MATERIALS PROVIDED:

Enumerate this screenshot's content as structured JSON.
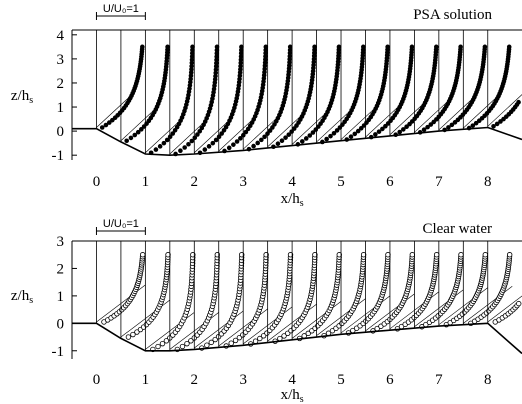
{
  "chart_data": [
    {
      "type": "scatter",
      "title": "PSA solution",
      "xlabel": "x/h",
      "xlabel_sub": "s",
      "ylabel": "z/h",
      "ylabel_sub": "s",
      "xlim": [
        -0.5,
        8.7
      ],
      "ylim": [
        -1.2,
        4.2
      ],
      "xticks": [
        "0",
        "1",
        "2",
        "3",
        "4",
        "5",
        "6",
        "7",
        "8"
      ],
      "yticks": [
        "-1",
        "0",
        "1",
        "2",
        "3",
        "4"
      ],
      "scale_bar_label": "U/U₀=1",
      "scale_bar_units": 1,
      "marker": "filled",
      "profile_stations_x": [
        0,
        0.5,
        1,
        1.5,
        2,
        2.5,
        3,
        3.5,
        4,
        4.5,
        5,
        5.5,
        6,
        6.5,
        7,
        7.5,
        8
      ],
      "velocity_profile_model": "u/U0 = 1 - d * exp(-k * (z - z_bed))",
      "velocity_profile_params": {
        "d": 0.92,
        "k": 0.9,
        "top_z": 3.5
      },
      "bed_profile": {
        "x": [
          -0.5,
          0.0,
          0.5,
          1.0,
          1.5,
          2.0,
          3.0,
          4.0,
          5.0,
          6.0,
          7.0,
          8.0,
          8.7
        ],
        "z": [
          0.1,
          0.1,
          -0.45,
          -0.95,
          -1.0,
          -0.95,
          -0.8,
          -0.6,
          -0.4,
          -0.2,
          0.0,
          0.15,
          -0.35
        ]
      }
    },
    {
      "type": "scatter",
      "title": "Clear water",
      "xlabel": "x/h",
      "xlabel_sub": "s",
      "ylabel": "z/h",
      "ylabel_sub": "s",
      "xlim": [
        -0.5,
        8.7
      ],
      "ylim": [
        -1.3,
        3.0
      ],
      "xticks": [
        "0",
        "1",
        "2",
        "3",
        "4",
        "5",
        "6",
        "7",
        "8"
      ],
      "yticks": [
        "-1",
        "0",
        "1",
        "2",
        "3"
      ],
      "scale_bar_label": "U/U₀=1",
      "scale_bar_units": 1,
      "marker": "open",
      "profile_stations_x": [
        0,
        0.5,
        1,
        1.5,
        2,
        2.5,
        3,
        3.5,
        4,
        4.5,
        5,
        5.5,
        6,
        6.5,
        7,
        7.5,
        8
      ],
      "velocity_profile_model": "u/U0 = 1 - d * exp(-k * (z - z_bed))",
      "velocity_profile_params": {
        "d": 0.9,
        "k": 1.3,
        "top_z": 2.5
      },
      "bed_profile": {
        "x": [
          -0.5,
          0.0,
          0.5,
          1.0,
          1.5,
          2.0,
          3.0,
          4.0,
          5.0,
          6.0,
          7.0,
          8.0,
          8.7
        ],
        "z": [
          0.0,
          0.0,
          -0.55,
          -1.0,
          -1.0,
          -0.95,
          -0.8,
          -0.6,
          -0.4,
          -0.25,
          -0.1,
          0.0,
          -1.1
        ]
      }
    }
  ]
}
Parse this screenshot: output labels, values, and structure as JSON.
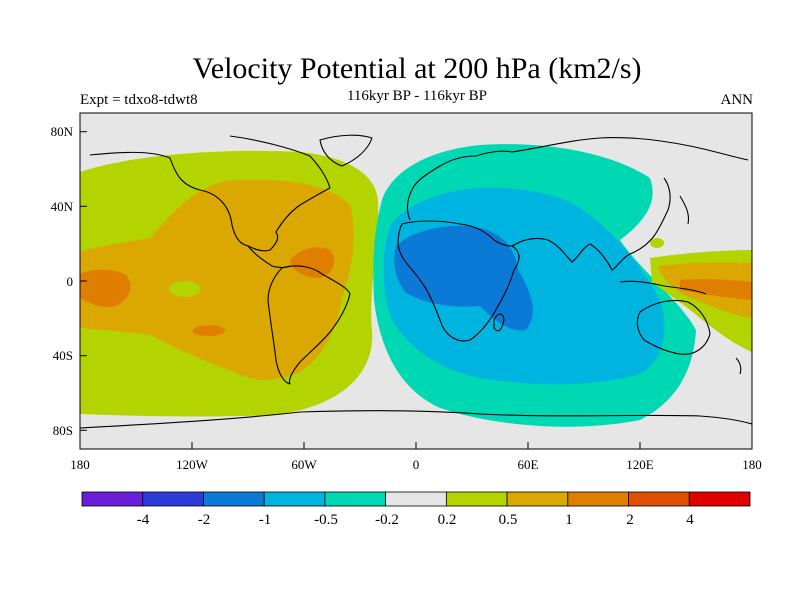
{
  "title": "Velocity Potential at 200 hPa (km2/s)",
  "subtitle": "116kyr BP - 116kyr BP",
  "left_label": "Expt = tdxo8-tdwt8",
  "right_label": "ANN",
  "map": {
    "projection": "cylindrical equidistant",
    "lon_range": [
      -180,
      180
    ],
    "lat_range": [
      -90,
      90
    ],
    "x_ticks": [
      "180",
      "120W",
      "60W",
      "0",
      "60E",
      "120E",
      "180"
    ],
    "y_ticks": [
      "80N",
      "40N",
      "0",
      "40S",
      "80S"
    ],
    "missing_color": "#e6e6e6"
  },
  "colorbar": {
    "colors": [
      "#6a1fd6",
      "#2a3bd8",
      "#0a7ad6",
      "#00b4e0",
      "#00d8b4",
      "#e6e6e6",
      "#b4d400",
      "#daa800",
      "#e07e00",
      "#e05000",
      "#e00000"
    ],
    "labels": [
      "-4",
      "-2",
      "-1",
      "-0.5",
      "-0.2",
      "0.2",
      "0.5",
      "1",
      "2",
      "4"
    ]
  }
}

WHAT YOU SHOULD DO: Give every line back word for word and leave the pictures out.

ANSWER FOR THE TASK:
Enumerate this screenshot's content as structured JSON.
{
  "chart_data": [
    {
      "type": "scatter",
      "title": "PSA solution",
      "xlabel": "x/h",
      "xlabel_sub": "s",
      "ylabel": "z/h",
      "ylabel_sub": "s",
      "xlim": [
        -0.5,
        8.7
      ],
      "ylim": [
        -1.2,
        4.2
      ],
      "xticks": [
        "0",
        "1",
        "2",
        "3",
        "4",
        "5",
        "6",
        "7",
        "8"
      ],
      "yticks": [
        "-1",
        "0",
        "1",
        "2",
        "3",
        "4"
      ],
      "scale_bar_label": "U/U₀=1",
      "scale_bar_units": 1,
      "marker": "filled",
      "profile_stations_x": [
        0,
        0.5,
        1,
        1.5,
        2,
        2.5,
        3,
        3.5,
        4,
        4.5,
        5,
        5.5,
        6,
        6.5,
        7,
        7.5,
        8
      ],
      "velocity_profile_model": "u/U0 = 1 - d * exp(-k * (z - z_bed))",
      "velocity_profile_params": {
        "d": 0.92,
        "k": 0.9,
        "top_z": 3.5
      },
      "bed_profile": {
        "x": [
          -0.5,
          0.0,
          0.5,
          1.0,
          1.5,
          2.0,
          3.0,
          4.0,
          5.0,
          6.0,
          7.0,
          8.0,
          8.7
        ],
        "z": [
          0.1,
          0.1,
          -0.45,
          -0.95,
          -1.0,
          -0.95,
          -0.8,
          -0.6,
          -0.4,
          -0.2,
          0.0,
          0.15,
          -0.35
        ]
      }
    },
    {
      "type": "scatter",
      "title": "Clear water",
      "xlabel": "x/h",
      "xlabel_sub": "s",
      "ylabel": "z/h",
      "ylabel_sub": "s",
      "xlim": [
        -0.5,
        8.7
      ],
      "ylim": [
        -1.3,
        3.0
      ],
      "xticks": [
        "0",
        "1",
        "2",
        "3",
        "4",
        "5",
        "6",
        "7",
        "8"
      ],
      "yticks": [
        "-1",
        "0",
        "1",
        "2",
        "3"
      ],
      "scale_bar_label": "U/U₀=1",
      "scale_bar_units": 1,
      "marker": "open",
      "profile_stations_x": [
        0,
        0.5,
        1,
        1.5,
        2,
        2.5,
        3,
        3.5,
        4,
        4.5,
        5,
        5.5,
        6,
        6.5,
        7,
        7.5,
        8
      ],
      "velocity_profile_model": "u/U0 = 1 - d * exp(-k * (z - z_bed))",
      "velocity_profile_params": {
        "d": 0.9,
        "k": 1.3,
        "top_z": 2.5
      },
      "bed_profile": {
        "x": [
          -0.5,
          0.0,
          0.5,
          1.0,
          1.5,
          2.0,
          3.0,
          4.0,
          5.0,
          6.0,
          7.0,
          8.0,
          8.7
        ],
        "z": [
          0.0,
          0.0,
          -0.55,
          -1.0,
          -1.0,
          -0.95,
          -0.8,
          -0.6,
          -0.4,
          -0.25,
          -0.1,
          0.0,
          -1.1
        ]
      }
    }
  ]
}
Parse this screenshot: output labels, values, and structure as JSON.
{
  "title": "Velocity Potential at 200 hPa (km2/s)",
  "subtitle": "116kyr BP - 116kyr BP",
  "left_label": "Expt = tdxo8-tdwt8",
  "right_label": "ANN",
  "map": {
    "projection": "cylindrical equidistant",
    "lon_range": [
      -180,
      180
    ],
    "lat_range": [
      -90,
      90
    ],
    "x_ticks": [
      "180",
      "120W",
      "60W",
      "0",
      "60E",
      "120E",
      "180"
    ],
    "y_ticks": [
      "80N",
      "40N",
      "0",
      "40S",
      "80S"
    ],
    "missing_color": "#e6e6e6"
  },
  "colorbar": {
    "colors": [
      "#6a1fd6",
      "#2a3bd8",
      "#0a7ad6",
      "#00b4e0",
      "#00d8b4",
      "#e6e6e6",
      "#b4d400",
      "#daa800",
      "#e07e00",
      "#e05000",
      "#e00000"
    ],
    "labels": [
      "-4",
      "-2",
      "-1",
      "-0.5",
      "-0.2",
      "0.2",
      "0.5",
      "1",
      "2",
      "4"
    ]
  }
}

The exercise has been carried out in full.